**Objective**:
In the listing below, identify each line with the word "true" and return those lines.

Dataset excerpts
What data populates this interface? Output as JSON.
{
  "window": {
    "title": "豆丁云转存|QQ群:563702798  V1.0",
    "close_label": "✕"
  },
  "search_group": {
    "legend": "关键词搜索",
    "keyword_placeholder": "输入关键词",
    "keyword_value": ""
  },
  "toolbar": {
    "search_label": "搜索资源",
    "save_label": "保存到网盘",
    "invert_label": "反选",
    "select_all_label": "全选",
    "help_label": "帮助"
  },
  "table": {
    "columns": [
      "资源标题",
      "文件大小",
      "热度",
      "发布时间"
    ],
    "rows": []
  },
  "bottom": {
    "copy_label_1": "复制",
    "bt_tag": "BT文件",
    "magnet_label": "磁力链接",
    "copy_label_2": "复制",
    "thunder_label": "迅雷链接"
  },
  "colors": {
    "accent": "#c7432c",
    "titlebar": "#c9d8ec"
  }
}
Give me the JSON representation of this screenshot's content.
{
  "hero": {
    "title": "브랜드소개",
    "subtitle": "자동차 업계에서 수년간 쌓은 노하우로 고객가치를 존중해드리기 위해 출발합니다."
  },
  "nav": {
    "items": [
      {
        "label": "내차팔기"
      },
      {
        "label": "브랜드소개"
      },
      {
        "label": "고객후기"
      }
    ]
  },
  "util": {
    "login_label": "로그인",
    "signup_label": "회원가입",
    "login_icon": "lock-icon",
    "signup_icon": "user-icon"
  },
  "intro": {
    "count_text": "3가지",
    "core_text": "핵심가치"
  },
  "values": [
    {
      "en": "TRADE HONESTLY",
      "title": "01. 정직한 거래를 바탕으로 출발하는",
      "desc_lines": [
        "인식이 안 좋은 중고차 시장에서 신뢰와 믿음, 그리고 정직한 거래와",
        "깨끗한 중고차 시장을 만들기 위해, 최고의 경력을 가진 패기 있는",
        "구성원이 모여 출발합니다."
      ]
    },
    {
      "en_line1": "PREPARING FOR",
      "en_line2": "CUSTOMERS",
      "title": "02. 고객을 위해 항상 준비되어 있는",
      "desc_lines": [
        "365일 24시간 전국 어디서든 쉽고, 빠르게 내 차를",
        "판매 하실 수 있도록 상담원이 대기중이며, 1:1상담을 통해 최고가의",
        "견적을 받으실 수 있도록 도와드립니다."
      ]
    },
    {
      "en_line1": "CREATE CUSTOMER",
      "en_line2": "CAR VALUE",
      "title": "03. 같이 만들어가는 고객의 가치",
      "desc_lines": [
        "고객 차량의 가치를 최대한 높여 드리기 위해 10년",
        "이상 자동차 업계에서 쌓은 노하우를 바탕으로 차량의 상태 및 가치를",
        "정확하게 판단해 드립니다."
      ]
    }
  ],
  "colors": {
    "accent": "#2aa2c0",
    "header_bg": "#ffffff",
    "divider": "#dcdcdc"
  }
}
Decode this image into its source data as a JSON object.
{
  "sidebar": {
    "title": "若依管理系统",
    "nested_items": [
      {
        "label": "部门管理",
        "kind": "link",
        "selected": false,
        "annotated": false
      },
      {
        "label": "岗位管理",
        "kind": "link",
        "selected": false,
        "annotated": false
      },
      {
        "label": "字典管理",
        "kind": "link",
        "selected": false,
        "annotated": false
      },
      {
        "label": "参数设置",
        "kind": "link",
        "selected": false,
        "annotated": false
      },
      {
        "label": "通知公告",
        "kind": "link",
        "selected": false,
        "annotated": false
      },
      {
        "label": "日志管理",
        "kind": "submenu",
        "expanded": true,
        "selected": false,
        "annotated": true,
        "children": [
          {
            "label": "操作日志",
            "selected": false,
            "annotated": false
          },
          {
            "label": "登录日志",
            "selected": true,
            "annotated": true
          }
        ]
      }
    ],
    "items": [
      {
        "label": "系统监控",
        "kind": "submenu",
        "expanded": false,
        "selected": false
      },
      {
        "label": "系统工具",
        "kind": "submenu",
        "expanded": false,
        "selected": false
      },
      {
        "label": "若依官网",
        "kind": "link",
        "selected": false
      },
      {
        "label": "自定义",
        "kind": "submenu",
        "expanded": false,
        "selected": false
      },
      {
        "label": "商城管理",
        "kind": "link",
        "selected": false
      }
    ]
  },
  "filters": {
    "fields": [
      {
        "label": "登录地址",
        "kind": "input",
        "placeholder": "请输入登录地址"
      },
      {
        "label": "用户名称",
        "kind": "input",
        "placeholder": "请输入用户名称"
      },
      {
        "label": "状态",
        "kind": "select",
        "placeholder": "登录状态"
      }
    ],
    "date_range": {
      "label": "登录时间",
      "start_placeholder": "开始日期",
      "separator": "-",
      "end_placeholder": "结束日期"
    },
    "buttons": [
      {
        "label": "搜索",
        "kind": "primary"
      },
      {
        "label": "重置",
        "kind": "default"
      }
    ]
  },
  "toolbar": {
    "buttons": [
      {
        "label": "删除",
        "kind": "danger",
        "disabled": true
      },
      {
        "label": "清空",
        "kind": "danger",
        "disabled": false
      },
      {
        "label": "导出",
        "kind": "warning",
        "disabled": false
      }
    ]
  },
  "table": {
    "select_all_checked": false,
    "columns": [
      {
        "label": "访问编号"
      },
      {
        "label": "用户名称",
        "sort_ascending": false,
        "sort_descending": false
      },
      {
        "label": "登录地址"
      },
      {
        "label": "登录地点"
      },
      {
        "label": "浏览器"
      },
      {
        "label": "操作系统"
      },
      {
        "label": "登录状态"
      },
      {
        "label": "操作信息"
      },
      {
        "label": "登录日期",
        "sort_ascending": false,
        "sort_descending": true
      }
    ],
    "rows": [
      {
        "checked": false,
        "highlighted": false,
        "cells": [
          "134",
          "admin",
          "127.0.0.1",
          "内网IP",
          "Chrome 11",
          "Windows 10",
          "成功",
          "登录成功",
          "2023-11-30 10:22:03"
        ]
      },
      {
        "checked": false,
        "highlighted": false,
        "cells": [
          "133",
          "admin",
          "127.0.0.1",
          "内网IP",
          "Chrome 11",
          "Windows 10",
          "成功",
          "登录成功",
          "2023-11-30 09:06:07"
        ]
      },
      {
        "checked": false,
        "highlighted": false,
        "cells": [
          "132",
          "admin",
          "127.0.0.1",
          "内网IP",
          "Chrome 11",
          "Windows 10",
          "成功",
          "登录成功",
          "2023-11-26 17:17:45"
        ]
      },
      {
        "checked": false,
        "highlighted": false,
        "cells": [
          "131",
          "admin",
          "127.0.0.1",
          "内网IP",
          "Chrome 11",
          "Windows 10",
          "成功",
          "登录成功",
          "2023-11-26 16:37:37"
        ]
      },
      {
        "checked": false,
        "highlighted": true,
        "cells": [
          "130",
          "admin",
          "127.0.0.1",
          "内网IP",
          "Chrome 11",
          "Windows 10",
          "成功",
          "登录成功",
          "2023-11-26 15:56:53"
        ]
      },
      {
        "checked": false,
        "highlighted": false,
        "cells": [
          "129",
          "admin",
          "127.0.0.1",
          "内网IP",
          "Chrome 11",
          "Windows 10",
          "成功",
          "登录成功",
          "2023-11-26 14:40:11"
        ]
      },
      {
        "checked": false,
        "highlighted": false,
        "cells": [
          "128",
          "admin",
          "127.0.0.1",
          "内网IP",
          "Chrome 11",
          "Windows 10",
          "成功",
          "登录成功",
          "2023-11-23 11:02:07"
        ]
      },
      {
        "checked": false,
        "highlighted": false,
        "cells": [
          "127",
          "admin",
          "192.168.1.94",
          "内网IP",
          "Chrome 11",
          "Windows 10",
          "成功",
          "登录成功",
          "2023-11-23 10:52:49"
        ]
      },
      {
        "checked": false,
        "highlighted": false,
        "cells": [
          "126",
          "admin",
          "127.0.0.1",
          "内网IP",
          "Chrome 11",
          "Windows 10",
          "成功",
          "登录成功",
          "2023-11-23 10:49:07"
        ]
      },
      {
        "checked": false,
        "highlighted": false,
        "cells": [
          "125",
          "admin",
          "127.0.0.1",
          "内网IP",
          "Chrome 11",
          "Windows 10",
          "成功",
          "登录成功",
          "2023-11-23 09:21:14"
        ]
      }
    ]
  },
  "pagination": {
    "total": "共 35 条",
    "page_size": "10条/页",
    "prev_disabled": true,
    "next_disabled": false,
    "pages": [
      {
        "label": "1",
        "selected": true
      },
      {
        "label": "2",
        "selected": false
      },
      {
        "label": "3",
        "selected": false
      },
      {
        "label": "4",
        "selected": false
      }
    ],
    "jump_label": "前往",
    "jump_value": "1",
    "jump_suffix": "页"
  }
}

**Task answer**:
        "expanded": true,
        "annotated": true,
            "selected": true,
            "annotated": true
        "disabled": true
        "sort_descending": true
        "highlighted": true,
    "prev_disabled": true,
        "selected": true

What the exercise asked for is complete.